Exercise objective. The entries below are to be transcribed in full, without their images.

Raw records.
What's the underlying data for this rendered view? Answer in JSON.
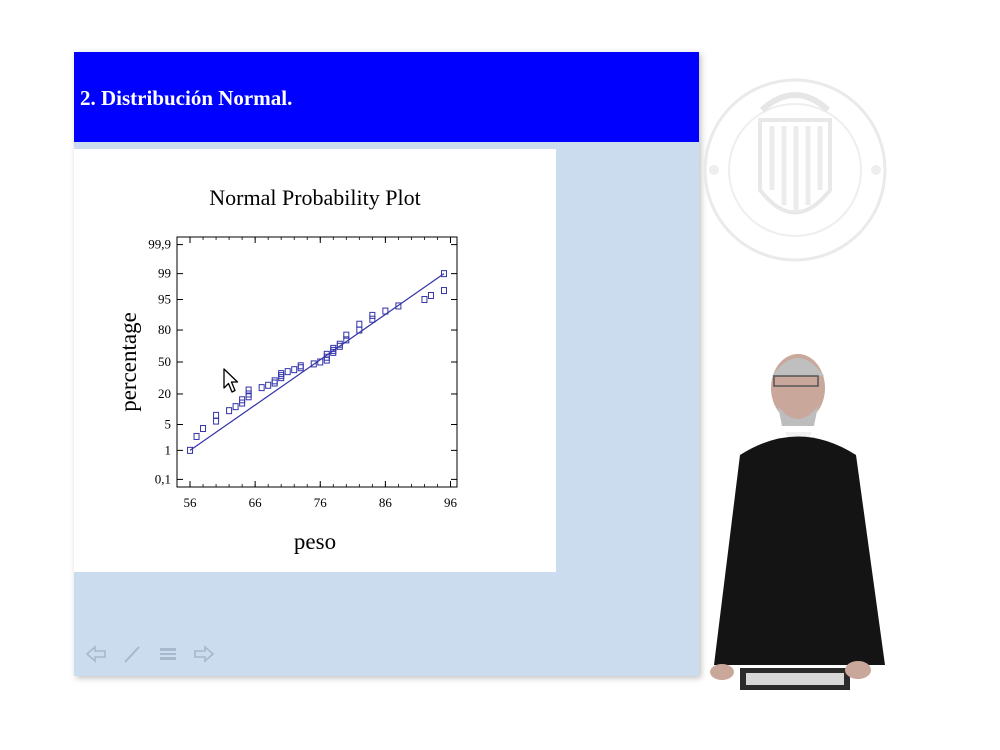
{
  "slide": {
    "title": "2. Distribución Normal.",
    "background_color": "#cbdcee",
    "header_color": "#0000ff"
  },
  "chart_data": {
    "type": "scatter",
    "title": "Normal Probability Plot",
    "xlabel": "peso",
    "ylabel": "percentage",
    "xlim": [
      54,
      97
    ],
    "x_ticks": [
      "56",
      "66",
      "76",
      "86",
      "96"
    ],
    "y_ticks": [
      "0,1",
      "1",
      "5",
      "20",
      "50",
      "80",
      "95",
      "99",
      "99,9"
    ],
    "y_scale": "normal-probability",
    "marker": "open-square",
    "color": "#3333aa",
    "fit_line": {
      "x": [
        56,
        95
      ],
      "y": [
        1,
        99
      ]
    },
    "points": {
      "x": [
        56,
        57,
        58,
        60,
        60,
        62,
        63,
        64,
        64,
        65,
        65,
        65,
        67,
        68,
        69,
        69,
        70,
        70,
        70,
        71,
        72,
        73,
        73,
        75,
        76,
        77,
        77,
        77,
        78,
        78,
        78,
        79,
        79,
        80,
        80,
        82,
        82,
        84,
        84,
        86,
        88,
        92,
        93,
        95,
        95
      ],
      "y": [
        1,
        2.5,
        4,
        6,
        8,
        10,
        12,
        14,
        16,
        18,
        20,
        23,
        25,
        27,
        29,
        31,
        34,
        36,
        38,
        40,
        42,
        44,
        46,
        48,
        50,
        52,
        55,
        58,
        60,
        62,
        64,
        66,
        68,
        72,
        76,
        80,
        84,
        87,
        89,
        91,
        93,
        95,
        96,
        97,
        99
      ]
    }
  },
  "nav": {
    "icons": [
      "left-arrow-icon",
      "pencil-icon",
      "menu-icon",
      "right-arrow-icon"
    ]
  }
}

Expected output.
What's the underlying data for this rendered view? Answer in JSON.
{
  "slide": {
    "title": "2. Distribución Normal.",
    "background_color": "#cbdcee",
    "header_color": "#0000ff"
  },
  "chart_data": {
    "type": "scatter",
    "title": "Normal Probability Plot",
    "xlabel": "peso",
    "ylabel": "percentage",
    "xlim": [
      54,
      97
    ],
    "x_ticks": [
      "56",
      "66",
      "76",
      "86",
      "96"
    ],
    "y_ticks": [
      "0,1",
      "1",
      "5",
      "20",
      "50",
      "80",
      "95",
      "99",
      "99,9"
    ],
    "y_scale": "normal-probability",
    "marker": "open-square",
    "color": "#3333aa",
    "fit_line": {
      "x": [
        56,
        95
      ],
      "y": [
        1,
        99
      ]
    },
    "points": {
      "x": [
        56,
        57,
        58,
        60,
        60,
        62,
        63,
        64,
        64,
        65,
        65,
        65,
        67,
        68,
        69,
        69,
        70,
        70,
        70,
        71,
        72,
        73,
        73,
        75,
        76,
        77,
        77,
        77,
        78,
        78,
        78,
        79,
        79,
        80,
        80,
        82,
        82,
        84,
        84,
        86,
        88,
        92,
        93,
        95,
        95
      ],
      "y": [
        1,
        2.5,
        4,
        6,
        8,
        10,
        12,
        14,
        16,
        18,
        20,
        23,
        25,
        27,
        29,
        31,
        34,
        36,
        38,
        40,
        42,
        44,
        46,
        48,
        50,
        52,
        55,
        58,
        60,
        62,
        64,
        66,
        68,
        72,
        76,
        80,
        84,
        87,
        89,
        91,
        93,
        95,
        96,
        97,
        99
      ]
    }
  },
  "nav": {
    "icons": [
      "left-arrow-icon",
      "pencil-icon",
      "menu-icon",
      "right-arrow-icon"
    ]
  }
}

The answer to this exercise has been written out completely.